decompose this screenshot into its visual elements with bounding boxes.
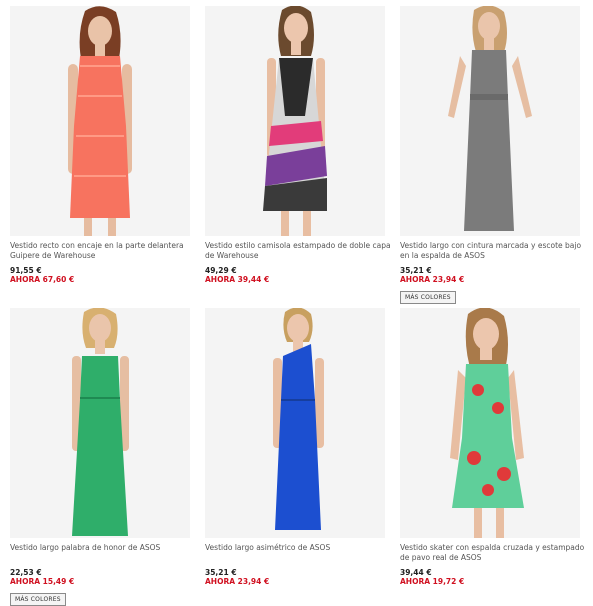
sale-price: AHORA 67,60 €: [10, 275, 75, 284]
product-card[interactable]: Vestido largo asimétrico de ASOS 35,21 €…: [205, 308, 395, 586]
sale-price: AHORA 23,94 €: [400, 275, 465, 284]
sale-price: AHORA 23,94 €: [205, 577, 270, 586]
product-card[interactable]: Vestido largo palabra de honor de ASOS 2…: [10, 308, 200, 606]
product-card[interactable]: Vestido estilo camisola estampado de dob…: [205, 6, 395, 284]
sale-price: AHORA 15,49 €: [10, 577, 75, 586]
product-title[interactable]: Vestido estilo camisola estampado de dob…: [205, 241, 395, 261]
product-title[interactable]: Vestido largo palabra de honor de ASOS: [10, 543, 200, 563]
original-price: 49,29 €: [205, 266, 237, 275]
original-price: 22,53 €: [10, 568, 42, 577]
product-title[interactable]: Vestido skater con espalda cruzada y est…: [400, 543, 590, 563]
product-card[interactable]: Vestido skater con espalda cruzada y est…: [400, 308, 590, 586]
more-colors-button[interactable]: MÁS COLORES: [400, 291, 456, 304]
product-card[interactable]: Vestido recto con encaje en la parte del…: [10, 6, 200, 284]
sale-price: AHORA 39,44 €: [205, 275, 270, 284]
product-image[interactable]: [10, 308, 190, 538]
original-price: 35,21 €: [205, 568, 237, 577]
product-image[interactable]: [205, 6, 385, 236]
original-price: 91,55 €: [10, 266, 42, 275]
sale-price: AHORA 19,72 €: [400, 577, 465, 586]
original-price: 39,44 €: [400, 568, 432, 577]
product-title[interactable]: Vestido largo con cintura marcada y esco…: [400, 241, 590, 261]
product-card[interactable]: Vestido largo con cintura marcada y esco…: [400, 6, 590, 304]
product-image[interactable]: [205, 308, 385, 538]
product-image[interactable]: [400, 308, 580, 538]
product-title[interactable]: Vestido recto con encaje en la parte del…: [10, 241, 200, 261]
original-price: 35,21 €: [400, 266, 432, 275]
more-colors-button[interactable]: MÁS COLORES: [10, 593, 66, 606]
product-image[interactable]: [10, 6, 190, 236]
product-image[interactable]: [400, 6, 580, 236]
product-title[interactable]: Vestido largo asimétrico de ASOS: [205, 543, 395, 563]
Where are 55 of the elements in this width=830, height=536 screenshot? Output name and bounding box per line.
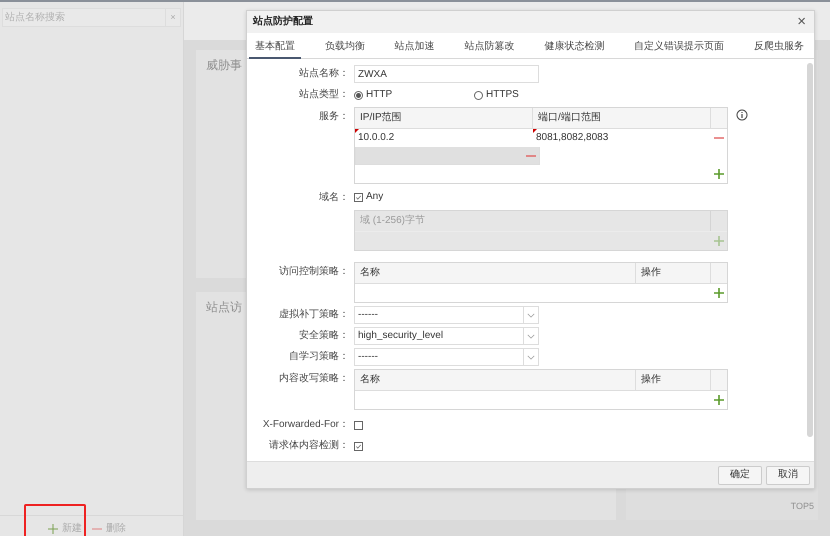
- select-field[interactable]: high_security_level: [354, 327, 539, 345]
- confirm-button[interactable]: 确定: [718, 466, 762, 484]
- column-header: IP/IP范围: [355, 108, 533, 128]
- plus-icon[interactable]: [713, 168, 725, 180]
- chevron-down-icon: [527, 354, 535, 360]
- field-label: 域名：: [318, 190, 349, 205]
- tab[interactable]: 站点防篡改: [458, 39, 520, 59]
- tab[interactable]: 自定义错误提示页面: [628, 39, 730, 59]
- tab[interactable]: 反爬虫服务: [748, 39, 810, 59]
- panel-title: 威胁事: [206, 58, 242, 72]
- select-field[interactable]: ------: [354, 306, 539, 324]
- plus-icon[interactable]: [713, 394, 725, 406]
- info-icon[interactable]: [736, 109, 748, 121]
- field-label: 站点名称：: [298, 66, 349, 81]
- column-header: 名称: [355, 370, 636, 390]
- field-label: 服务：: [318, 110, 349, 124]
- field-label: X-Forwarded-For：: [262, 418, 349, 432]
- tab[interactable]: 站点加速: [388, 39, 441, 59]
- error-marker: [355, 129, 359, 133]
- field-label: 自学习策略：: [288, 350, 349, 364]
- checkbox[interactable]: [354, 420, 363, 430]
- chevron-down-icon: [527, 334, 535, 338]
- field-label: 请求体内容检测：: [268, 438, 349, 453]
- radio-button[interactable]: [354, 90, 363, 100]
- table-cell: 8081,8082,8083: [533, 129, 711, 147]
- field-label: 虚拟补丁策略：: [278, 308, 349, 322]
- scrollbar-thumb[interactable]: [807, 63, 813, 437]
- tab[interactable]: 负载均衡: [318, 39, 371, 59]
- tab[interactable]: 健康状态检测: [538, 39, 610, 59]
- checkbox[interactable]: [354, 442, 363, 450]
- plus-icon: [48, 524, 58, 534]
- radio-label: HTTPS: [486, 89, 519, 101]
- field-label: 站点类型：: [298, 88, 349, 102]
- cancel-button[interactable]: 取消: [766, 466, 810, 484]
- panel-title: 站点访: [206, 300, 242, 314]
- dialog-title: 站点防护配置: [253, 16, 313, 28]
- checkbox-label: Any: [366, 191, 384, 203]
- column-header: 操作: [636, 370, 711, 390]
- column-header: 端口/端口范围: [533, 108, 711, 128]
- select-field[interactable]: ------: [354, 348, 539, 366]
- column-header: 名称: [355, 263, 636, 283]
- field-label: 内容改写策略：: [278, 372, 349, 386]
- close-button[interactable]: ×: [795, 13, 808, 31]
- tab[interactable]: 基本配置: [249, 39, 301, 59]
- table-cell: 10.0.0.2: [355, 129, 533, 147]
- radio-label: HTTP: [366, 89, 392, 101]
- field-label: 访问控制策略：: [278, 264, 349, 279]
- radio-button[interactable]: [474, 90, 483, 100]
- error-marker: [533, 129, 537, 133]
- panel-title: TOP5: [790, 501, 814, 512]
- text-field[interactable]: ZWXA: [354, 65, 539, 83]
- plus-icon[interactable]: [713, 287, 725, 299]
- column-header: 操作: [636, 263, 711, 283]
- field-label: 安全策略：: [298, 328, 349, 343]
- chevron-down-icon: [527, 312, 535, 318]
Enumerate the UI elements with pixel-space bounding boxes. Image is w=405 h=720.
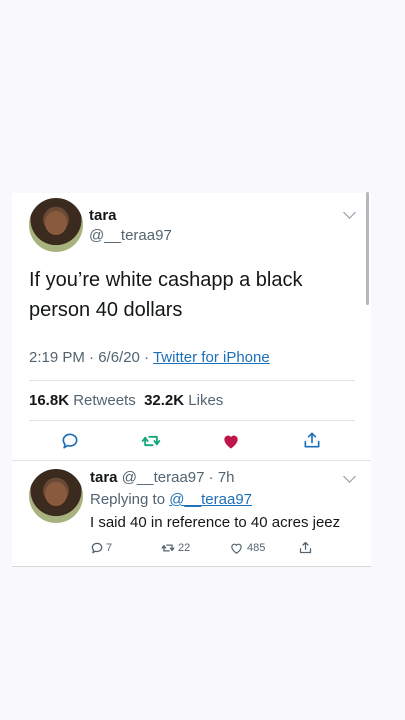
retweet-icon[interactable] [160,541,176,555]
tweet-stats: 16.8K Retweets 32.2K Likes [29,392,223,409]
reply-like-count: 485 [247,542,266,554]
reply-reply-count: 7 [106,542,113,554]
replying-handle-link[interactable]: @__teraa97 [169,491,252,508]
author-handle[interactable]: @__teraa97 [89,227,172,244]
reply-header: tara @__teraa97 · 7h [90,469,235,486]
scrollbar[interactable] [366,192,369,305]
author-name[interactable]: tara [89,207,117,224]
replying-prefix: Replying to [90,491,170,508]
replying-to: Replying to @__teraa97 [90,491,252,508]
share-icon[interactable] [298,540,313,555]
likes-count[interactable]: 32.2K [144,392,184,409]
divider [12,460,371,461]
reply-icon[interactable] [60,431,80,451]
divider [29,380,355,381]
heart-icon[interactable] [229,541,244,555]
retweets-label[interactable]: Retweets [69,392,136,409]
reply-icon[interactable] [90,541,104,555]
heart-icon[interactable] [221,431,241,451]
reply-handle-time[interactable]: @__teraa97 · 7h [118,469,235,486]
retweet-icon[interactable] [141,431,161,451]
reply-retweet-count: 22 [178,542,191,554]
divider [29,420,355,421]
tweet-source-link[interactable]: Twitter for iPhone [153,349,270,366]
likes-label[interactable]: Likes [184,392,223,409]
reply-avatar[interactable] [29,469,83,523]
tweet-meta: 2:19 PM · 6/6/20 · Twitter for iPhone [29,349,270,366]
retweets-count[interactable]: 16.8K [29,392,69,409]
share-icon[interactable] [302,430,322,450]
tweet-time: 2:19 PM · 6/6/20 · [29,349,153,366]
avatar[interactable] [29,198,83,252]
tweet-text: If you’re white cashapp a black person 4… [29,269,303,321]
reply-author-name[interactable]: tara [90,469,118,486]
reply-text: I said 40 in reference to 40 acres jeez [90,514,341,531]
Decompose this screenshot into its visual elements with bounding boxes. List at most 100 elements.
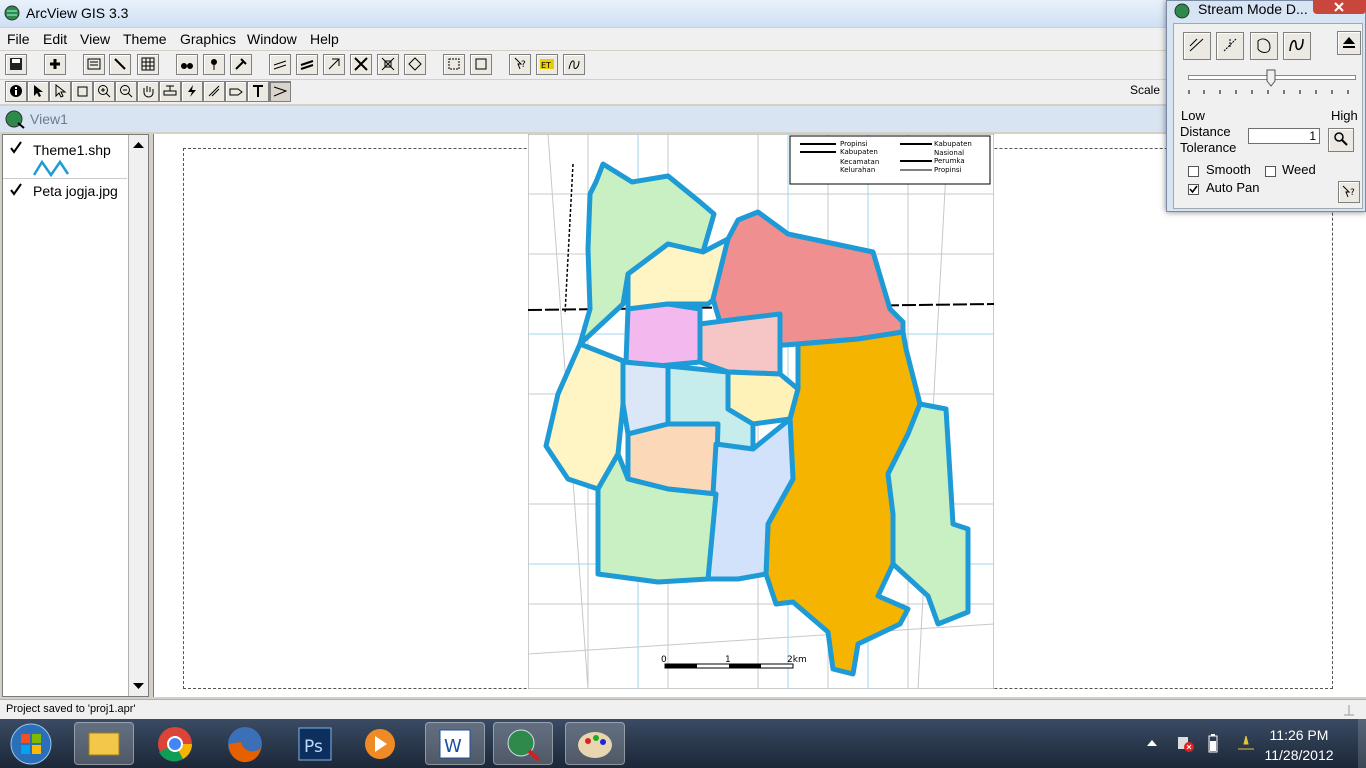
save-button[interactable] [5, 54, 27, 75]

**Short exercise:** Reproduce all of the material, replacing "screenshot" with "screen capture" wherever it occurs and leaving everything else unchanged. Omit the pictures.

**Answer to the exercise:**
decompose this screen capture into its visual elements with bounding boxes.
sale-price: AHORA 67,60 €: [10, 275, 75, 284]
product-card[interactable]: Vestido largo asimétrico de ASOS 35,21 €…: [205, 308, 395, 586]
sale-price: AHORA 23,94 €: [400, 275, 465, 284]
sale-price: AHORA 23,94 €: [205, 577, 270, 586]
product-card[interactable]: Vestido largo palabra de honor de ASOS 2…: [10, 308, 200, 606]
product-card[interactable]: Vestido estilo camisola estampado de dob…: [205, 6, 395, 284]
sale-price: AHORA 15,49 €: [10, 577, 75, 586]
product-title[interactable]: Vestido estilo camisola estampado de dob…: [205, 241, 395, 261]
product-title[interactable]: Vestido largo palabra de honor de ASOS: [10, 543, 200, 563]
original-price: 49,29 €: [205, 266, 237, 275]
original-price: 22,53 €: [10, 568, 42, 577]
product-title[interactable]: Vestido skater con espalda cruzada y est…: [400, 543, 590, 563]
product-card[interactable]: Vestido skater con espalda cruzada y est…: [400, 308, 590, 586]
more-colors-button[interactable]: MÁS COLORES: [400, 291, 456, 304]
product-card[interactable]: Vestido recto con encaje en la parte del…: [10, 6, 200, 284]
sale-price: AHORA 39,44 €: [205, 275, 270, 284]
product-image[interactable]: [10, 308, 190, 538]
original-price: 35,21 €: [205, 568, 237, 577]
product-image[interactable]: [205, 6, 385, 236]
original-price: 91,55 €: [10, 266, 42, 275]
sale-price: AHORA 19,72 €: [400, 577, 465, 586]
original-price: 39,44 €: [400, 568, 432, 577]
product-title[interactable]: Vestido largo con cintura marcada y esco…: [400, 241, 590, 261]
product-card[interactable]: Vestido largo con cintura marcada y esco…: [400, 6, 590, 304]
product-image[interactable]: [205, 308, 385, 538]
product-image[interactable]: [400, 308, 580, 538]
product-title[interactable]: Vestido recto con encaje en la parte del…: [10, 241, 200, 261]
original-price: 35,21 €: [400, 266, 432, 275]
more-colors-button[interactable]: MÁS COLORES: [10, 593, 66, 606]
product-image[interactable]: [10, 6, 190, 236]
product-image[interactable]: [400, 6, 580, 236]
product-title[interactable]: Vestido largo asimétrico de ASOS: [205, 543, 395, 563]
Where are 55 of the elements in this width=830, height=536 screen capture? Output name and bounding box per line.
- select-field[interactable]: high_security_level: [354, 327, 539, 345]
- confirm-button[interactable]: 确定: [718, 466, 762, 484]
- column-header: IP/IP范围: [355, 108, 533, 128]
- plus-icon[interactable]: [713, 168, 725, 180]
- chevron-down-icon: [527, 354, 535, 360]
- field-label: 域名：: [318, 190, 349, 205]
- tab[interactable]: 站点防篡改: [458, 39, 520, 59]
- tab[interactable]: 自定义错误提示页面: [628, 39, 730, 59]
- tab[interactable]: 反爬虫服务: [748, 39, 810, 59]
- panel-title: 威胁事: [206, 58, 242, 72]
- select-field[interactable]: ------: [354, 306, 539, 324]
- plus-icon[interactable]: [713, 394, 725, 406]
- info-icon[interactable]: [736, 109, 748, 121]
- field-label: 站点名称：: [298, 66, 349, 81]
- column-header: 名称: [355, 370, 636, 390]
- field-label: 服务：: [318, 110, 349, 124]
- field-label: X-Forwarded-For：: [262, 418, 349, 432]
- tab[interactable]: 站点加速: [388, 39, 441, 59]
- error-marker: [355, 129, 359, 133]
- field-label: 自学习策略：: [288, 350, 349, 364]
- checkbox[interactable]: [354, 420, 363, 430]
- chevron-down-icon: [527, 334, 535, 338]
- field-label: 请求体内容检测：: [268, 438, 349, 453]
- radio-button[interactable]: [354, 90, 363, 100]
- table-cell: 8081,8082,8083: [533, 129, 711, 147]
- field-label: 虚拟补丁策略：: [278, 308, 349, 322]
- scrollbar-thumb[interactable]: [807, 63, 813, 437]
- tab[interactable]: 负载均衡: [318, 39, 371, 59]
- tab[interactable]: 健康状态检测: [538, 39, 610, 59]
- checkbox[interactable]: [354, 442, 363, 450]
- plus-icon: [48, 524, 58, 534]
- radio-label: HTTPS: [486, 89, 519, 101]
- field-label: 站点类型：: [298, 88, 349, 102]
- cancel-button[interactable]: 取消: [766, 466, 810, 484]
- panel-title: 站点访: [206, 300, 242, 314]
- dialog-title: 站点防护配置: [253, 16, 313, 28]
- checkbox-label: Any: [366, 191, 384, 203]
- column-header: 操作: [636, 370, 711, 390]
- column-header: 端口/端口范围: [533, 108, 711, 128]
- select-field[interactable]: ------: [354, 348, 539, 366]
- column-header: 名称: [355, 263, 636, 283]
- field-label: 内容改写策略：: [278, 372, 349, 386]
- close-button[interactable]: ×: [795, 13, 808, 31]
- tab[interactable]: 基本配置: [249, 39, 301, 59]
- table-cell: 10.0.0.2: [355, 129, 533, 147]
- radio-label: HTTP: [366, 89, 392, 101]
- field-label: 访问控制策略：: [278, 264, 349, 279]
- radio-button[interactable]: [474, 90, 483, 100]
- error-marker: [533, 129, 537, 133]
- panel-title: TOP5: [790, 501, 814, 512]
- text-field[interactable]: ZWXA: [354, 65, 539, 83]
- plus-icon[interactable]: [713, 287, 725, 299]
- column-header: 操作: [636, 263, 711, 283]
- field-label: 安全策略：: [298, 328, 349, 343]
- chevron-down-icon: [527, 312, 535, 318]
Enumerate the UI elements with pixel-space bounding boxes. Image is w=405 h=720.
retweet-icon[interactable] [160,541,176,555]
tweet-stats: 16.8K Retweets 32.2K Likes [29,392,223,409]
reply-like-count: 485 [247,542,266,554]
reply-reply-count: 7 [106,542,113,554]
replying-handle-link[interactable]: @__teraa97 [169,491,252,508]
author-handle[interactable]: @__teraa97 [89,227,172,244]
reply-header: tara @__teraa97 · 7h [90,469,235,486]
scrollbar[interactable] [366,192,369,305]
author-name[interactable]: tara [89,207,117,224]
replying-prefix: Replying to [90,491,170,508]
replying-to: Replying to @__teraa97 [90,491,252,508]
share-icon[interactable] [298,540,313,555]
likes-count[interactable]: 32.2K [144,392,184,409]
divider [12,460,371,461]
reply-icon[interactable] [60,431,80,451]
divider [29,380,355,381]
heart-icon[interactable] [229,541,244,555]
retweets-label[interactable]: Retweets [69,392,136,409]
reply-icon[interactable] [90,541,104,555]
heart-icon[interactable] [221,431,241,451]
reply-handle-time[interactable]: @__teraa97 · 7h [118,469,235,486]
retweet-icon[interactable] [141,431,161,451]
reply-retweet-count: 22 [178,542,191,554]
divider [29,420,355,421]
tweet-source-link[interactable]: Twitter for iPhone [153,349,270,366]
likes-label[interactable]: Likes [184,392,223,409]
reply-avatar[interactable] [29,469,83,523]
tweet-meta: 2:19 PM · 6/6/20 · Twitter for iPhone [29,349,270,366]
retweets-count[interactable]: 16.8K [29,392,69,409]
share-icon[interactable] [302,430,322,450]
tweet-time: 2:19 PM · 6/6/20 · [29,349,153,366]
avatar[interactable] [29,198,83,252]
tweet-text: If you’re white cashapp a black person 4… [29,269,303,321]
reply-author-name[interactable]: tara [90,469,118,486]
reply-text: I said 40 in reference to 40 acres jeez [90,514,341,531]
Decompose this screen capture into its visual elements with bounding boxes. List at most 100 elements.
save-button[interactable] [5, 54, 27, 75]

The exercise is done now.